## begin
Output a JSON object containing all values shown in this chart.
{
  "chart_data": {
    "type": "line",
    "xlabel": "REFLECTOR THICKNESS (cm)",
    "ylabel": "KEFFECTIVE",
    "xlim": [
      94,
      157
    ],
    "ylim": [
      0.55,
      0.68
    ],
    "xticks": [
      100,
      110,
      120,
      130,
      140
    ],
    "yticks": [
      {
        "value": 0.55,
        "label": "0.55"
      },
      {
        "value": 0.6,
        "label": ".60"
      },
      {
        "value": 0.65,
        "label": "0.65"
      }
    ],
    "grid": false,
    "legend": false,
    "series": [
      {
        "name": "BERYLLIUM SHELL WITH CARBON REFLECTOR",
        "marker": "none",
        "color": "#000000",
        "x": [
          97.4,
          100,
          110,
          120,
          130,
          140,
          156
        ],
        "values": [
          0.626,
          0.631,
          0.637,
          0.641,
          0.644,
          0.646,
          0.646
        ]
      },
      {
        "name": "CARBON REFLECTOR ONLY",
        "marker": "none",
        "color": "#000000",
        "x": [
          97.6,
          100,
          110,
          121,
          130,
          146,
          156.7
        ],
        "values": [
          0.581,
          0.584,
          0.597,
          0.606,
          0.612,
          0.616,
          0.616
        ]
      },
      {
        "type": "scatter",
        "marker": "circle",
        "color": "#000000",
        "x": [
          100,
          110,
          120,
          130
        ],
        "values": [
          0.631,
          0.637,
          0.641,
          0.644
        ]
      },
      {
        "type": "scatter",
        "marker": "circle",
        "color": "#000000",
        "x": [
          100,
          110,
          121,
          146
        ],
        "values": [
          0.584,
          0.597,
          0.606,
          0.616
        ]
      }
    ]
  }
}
## end
» Task to complete
Type out the material again exactly as presented.

» Finished task
Output a JSON object containing all values shown in this chart.
{
  "chart_data": {
    "type": "line",
    "xlabel": "REFLECTOR THICKNESS (cm)",
    "ylabel": "KEFFECTIVE",
    "xlim": [
      94,
      157
    ],
    "ylim": [
      0.55,
      0.68
    ],
    "xticks": [
      100,
      110,
      120,
      130,
      140
    ],
    "yticks": [
      {
        "value": 0.55,
        "label": "0.55"
      },
      {
        "value": 0.6,
        "label": ".60"
      },
      {
        "value": 0.65,
        "label": "0.65"
      }
    ],
    "grid": false,
    "legend": false,
    "series": [
      {
        "name": "BERYLLIUM SHELL WITH CARBON REFLECTOR",
        "marker": "none",
        "color": "#000000",
        "x": [
          97.4,
          100,
          110,
          120,
          130,
          140,
          156
        ],
        "values": [
          0.626,
          0.631,
          0.637,
          0.641,
          0.644,
          0.646,
          0.646
        ]
      },
      {
        "name": "CARBON REFLECTOR ONLY",
        "marker": "none",
        "color": "#000000",
        "x": [
          97.6,
          100,
          110,
          121,
          130,
          146,
          156.7
        ],
        "values": [
          0.581,
          0.584,
          0.597,
          0.606,
          0.612,
          0.616,
          0.616
        ]
      },
      {
        "type": "scatter",
        "marker": "circle",
        "color": "#000000",
        "x": [
          100,
          110,
          120,
          130
        ],
        "values": [
          0.631,
          0.637,
          0.641,
          0.644
        ]
      },
      {
        "type": "scatter",
        "marker": "circle",
        "color": "#000000",
        "x": [
          100,
          110,
          121,
          146
        ],
        "values": [
          0.584,
          0.597,
          0.606,
          0.616
        ]
      }
    ]
  }
}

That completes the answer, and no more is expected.